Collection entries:
* * *

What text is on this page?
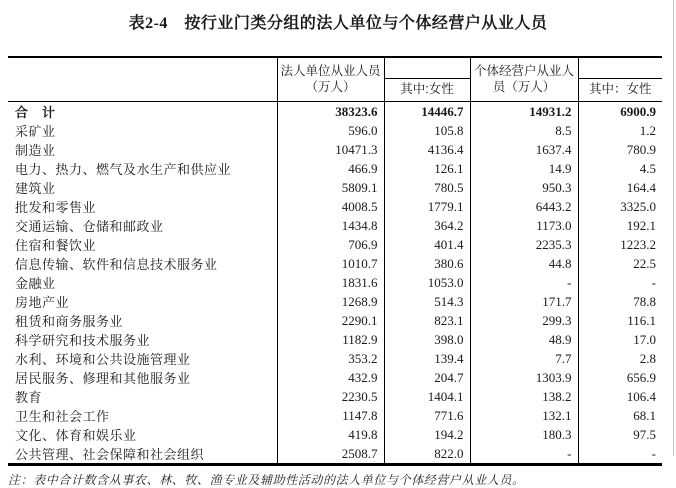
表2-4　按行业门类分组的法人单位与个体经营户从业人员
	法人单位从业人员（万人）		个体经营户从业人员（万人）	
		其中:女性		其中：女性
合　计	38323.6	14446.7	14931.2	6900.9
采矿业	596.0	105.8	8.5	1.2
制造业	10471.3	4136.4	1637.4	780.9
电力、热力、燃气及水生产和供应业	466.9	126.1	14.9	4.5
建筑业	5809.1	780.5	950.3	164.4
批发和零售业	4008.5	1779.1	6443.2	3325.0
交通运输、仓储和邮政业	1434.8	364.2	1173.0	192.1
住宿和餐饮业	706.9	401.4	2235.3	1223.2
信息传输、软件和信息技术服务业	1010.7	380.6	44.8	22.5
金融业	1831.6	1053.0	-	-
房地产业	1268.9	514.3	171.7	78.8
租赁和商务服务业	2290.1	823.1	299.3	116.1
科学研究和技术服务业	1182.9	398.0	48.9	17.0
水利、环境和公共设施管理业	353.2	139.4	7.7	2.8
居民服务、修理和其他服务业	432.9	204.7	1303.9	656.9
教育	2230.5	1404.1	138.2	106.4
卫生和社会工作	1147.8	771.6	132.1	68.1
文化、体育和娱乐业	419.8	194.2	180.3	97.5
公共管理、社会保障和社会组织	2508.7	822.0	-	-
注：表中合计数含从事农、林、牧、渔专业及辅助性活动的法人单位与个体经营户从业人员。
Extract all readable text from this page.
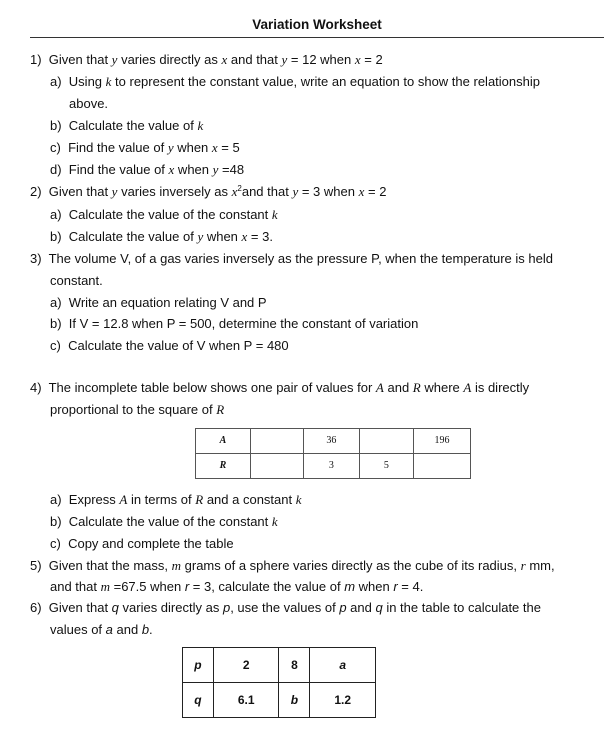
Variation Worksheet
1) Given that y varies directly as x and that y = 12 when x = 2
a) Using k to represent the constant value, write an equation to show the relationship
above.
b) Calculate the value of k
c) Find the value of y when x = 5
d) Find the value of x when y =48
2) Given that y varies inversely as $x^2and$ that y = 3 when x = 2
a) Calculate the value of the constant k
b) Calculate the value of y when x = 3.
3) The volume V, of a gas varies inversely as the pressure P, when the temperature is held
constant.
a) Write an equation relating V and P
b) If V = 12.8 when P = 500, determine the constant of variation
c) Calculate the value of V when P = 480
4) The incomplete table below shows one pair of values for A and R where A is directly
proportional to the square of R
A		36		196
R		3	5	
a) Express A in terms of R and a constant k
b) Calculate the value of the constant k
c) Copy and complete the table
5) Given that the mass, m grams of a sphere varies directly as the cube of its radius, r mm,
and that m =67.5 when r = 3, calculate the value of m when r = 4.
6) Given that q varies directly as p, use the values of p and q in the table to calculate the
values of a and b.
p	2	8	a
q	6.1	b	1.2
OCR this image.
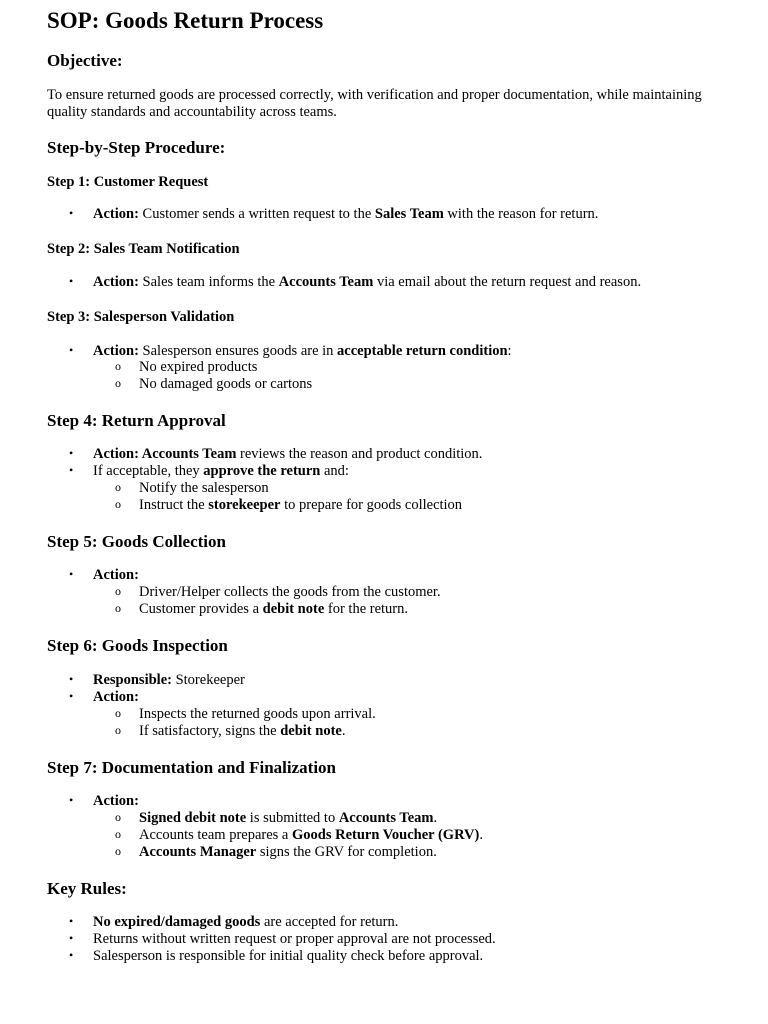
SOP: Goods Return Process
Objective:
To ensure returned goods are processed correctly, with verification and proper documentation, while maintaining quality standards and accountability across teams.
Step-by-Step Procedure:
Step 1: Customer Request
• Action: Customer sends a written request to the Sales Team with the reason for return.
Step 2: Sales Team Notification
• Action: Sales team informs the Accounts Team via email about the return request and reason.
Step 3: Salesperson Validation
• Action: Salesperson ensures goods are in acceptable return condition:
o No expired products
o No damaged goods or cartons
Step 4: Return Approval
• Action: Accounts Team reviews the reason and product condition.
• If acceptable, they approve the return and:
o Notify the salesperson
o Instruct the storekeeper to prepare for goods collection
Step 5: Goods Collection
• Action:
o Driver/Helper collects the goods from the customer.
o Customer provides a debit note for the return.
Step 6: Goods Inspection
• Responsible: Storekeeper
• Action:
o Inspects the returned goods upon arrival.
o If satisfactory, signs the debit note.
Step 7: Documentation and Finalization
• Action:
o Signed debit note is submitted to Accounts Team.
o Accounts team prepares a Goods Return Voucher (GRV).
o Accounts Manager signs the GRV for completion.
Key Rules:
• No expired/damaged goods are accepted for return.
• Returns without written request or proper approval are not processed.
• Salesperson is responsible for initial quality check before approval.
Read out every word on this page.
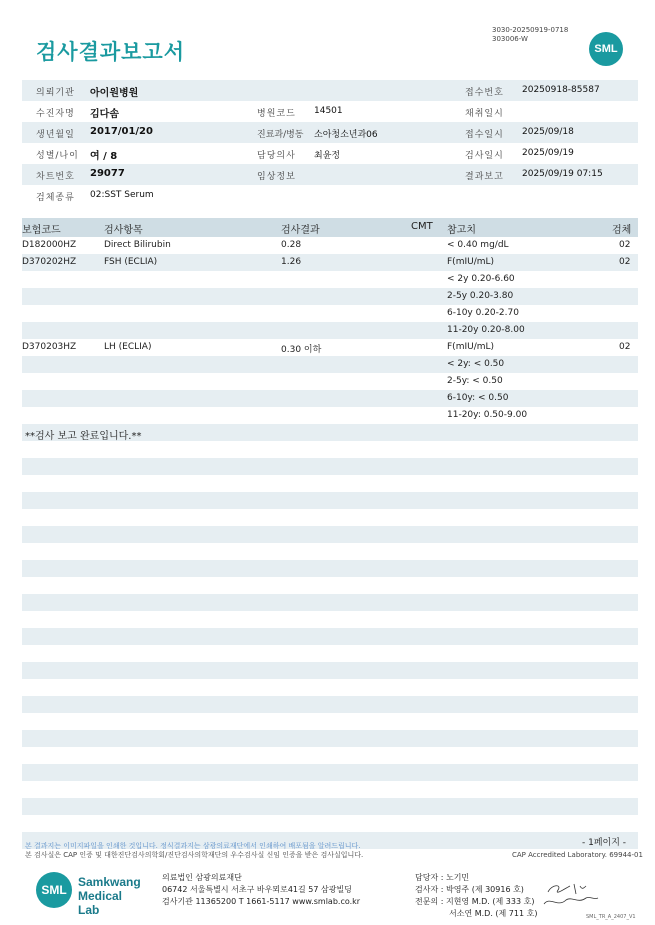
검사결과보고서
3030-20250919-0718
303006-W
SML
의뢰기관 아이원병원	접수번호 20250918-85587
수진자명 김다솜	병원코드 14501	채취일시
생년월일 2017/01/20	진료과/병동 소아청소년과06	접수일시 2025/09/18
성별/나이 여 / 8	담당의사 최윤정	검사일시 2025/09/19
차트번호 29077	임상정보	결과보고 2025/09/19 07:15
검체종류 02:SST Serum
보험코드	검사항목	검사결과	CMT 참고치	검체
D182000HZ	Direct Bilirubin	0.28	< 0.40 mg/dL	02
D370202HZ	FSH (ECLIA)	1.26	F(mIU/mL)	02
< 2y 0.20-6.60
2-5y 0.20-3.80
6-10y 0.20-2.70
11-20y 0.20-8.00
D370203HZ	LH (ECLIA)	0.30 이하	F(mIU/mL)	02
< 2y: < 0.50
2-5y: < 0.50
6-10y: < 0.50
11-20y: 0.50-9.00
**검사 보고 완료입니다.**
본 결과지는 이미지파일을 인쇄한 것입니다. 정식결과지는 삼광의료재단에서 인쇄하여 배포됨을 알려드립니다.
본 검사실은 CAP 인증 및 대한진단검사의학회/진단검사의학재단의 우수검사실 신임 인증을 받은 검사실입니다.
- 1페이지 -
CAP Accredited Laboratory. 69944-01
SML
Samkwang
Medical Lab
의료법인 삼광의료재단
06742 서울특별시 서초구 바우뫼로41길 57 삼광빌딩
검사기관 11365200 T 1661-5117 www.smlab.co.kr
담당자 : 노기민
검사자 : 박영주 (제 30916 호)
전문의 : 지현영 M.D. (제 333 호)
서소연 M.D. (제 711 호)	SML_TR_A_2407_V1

* * *

Pictures must be left out. Repeat exactly the lines from the one containing "Read out every word on this page." through the final line of the data.

# Response to this task
Read out every word on this page.
검사결과보고서
3030-20250919-0718
303006-W
SML
의뢰기관 아이원병원	접수번호 20250918-85587
수진자명 김다솜	병원코드 14501	채취일시
생년월일 2017/01/20	진료과/병동 소아청소년과06	접수일시 2025/09/18
성별/나이 여 / 8	담당의사 최윤정	검사일시 2025/09/19
차트번호 29077	임상정보	결과보고 2025/09/19 07:15
검체종류 02:SST Serum
보험코드	검사항목	검사결과	CMT 참고치	검체
D182000HZ	Direct Bilirubin	0.28	< 0.40 mg/dL	02
D370202HZ	FSH (ECLIA)	1.26	F(mIU/mL)	02
< 2y 0.20-6.60
2-5y 0.20-3.80
6-10y 0.20-2.70
11-20y 0.20-8.00
D370203HZ	LH (ECLIA)	0.30 이하	F(mIU/mL)	02
< 2y: < 0.50
2-5y: < 0.50
6-10y: < 0.50
11-20y: 0.50-9.00
**검사 보고 완료입니다.**
본 결과지는 이미지파일을 인쇄한 것입니다. 정식결과지는 삼광의료재단에서 인쇄하여 배포됨을 알려드립니다.
본 검사실은 CAP 인증 및 대한진단검사의학회/진단검사의학재단의 우수검사실 신임 인증을 받은 검사실입니다.
- 1페이지 -
CAP Accredited Laboratory. 69944-01
SML
Samkwang
Medical Lab
의료법인 삼광의료재단
06742 서울특별시 서초구 바우뫼로41길 57 삼광빌딩
검사기관 11365200 T 1661-5117 www.smlab.co.kr
담당자 : 노기민
검사자 : 박영주 (제 30916 호)
전문의 : 지현영 M.D. (제 333 호)
서소연 M.D. (제 711 호)	SML_TR_A_2407_V1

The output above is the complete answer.